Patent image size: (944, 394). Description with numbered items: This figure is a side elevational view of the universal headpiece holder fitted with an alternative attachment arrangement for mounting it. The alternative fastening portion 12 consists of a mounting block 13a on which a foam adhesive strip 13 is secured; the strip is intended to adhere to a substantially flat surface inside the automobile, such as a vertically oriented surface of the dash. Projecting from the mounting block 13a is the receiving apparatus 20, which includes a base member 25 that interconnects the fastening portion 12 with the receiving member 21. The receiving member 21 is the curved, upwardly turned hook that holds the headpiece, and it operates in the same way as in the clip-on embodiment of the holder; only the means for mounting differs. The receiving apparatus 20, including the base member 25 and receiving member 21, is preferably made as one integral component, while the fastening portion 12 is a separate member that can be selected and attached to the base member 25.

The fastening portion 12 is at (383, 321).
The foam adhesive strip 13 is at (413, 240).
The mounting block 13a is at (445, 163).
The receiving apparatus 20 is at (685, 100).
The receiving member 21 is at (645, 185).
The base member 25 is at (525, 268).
───
(SET PROBLEM):
Return every line of the material above as a JSON list of strings, with one string per line and blank lines omitted.

(TASK SOLUTION):
[
  "Patent image size: (944, 394). Description with numbered items: This figure is a side elevational view of the universal headpiece holder fitted with an alternative attachment arrangement for mounting it. The alternative fastening portion 12 consists of a mounting block 13a on which a foam adhesive strip 13 is secured; the strip is intended to adhere to a substantially flat surface inside the automobile, such as a vertically oriented surface of the dash. Projecting from the mounting block 13a is the receiving apparatus 20, which includes a base member 25 that interconnects the fastening portion 12 with the receiving member 21. The receiving member 21 is the curved, upwardly turned hook that holds the headpiece, and it operates in the same way as in the clip-on embodiment of the holder; only the means for mounting differs. The receiving apparatus 20, including the base member 25 and receiving member 21, is preferably made as one integral component, while the fastening portion 12 is a separate member that can be selected and attached to the base member 25.",
  "The fastening portion 12 is at (383, 321).",
  "The foam adhesive strip 13 is at (413, 240).",
  "The mounting block 13a is at (445, 163).",
  "The receiving apparatus 20 is at (685, 100).",
  "The receiving member 21 is at (645, 185).",
  "The base member 25 is at (525, 268)."
]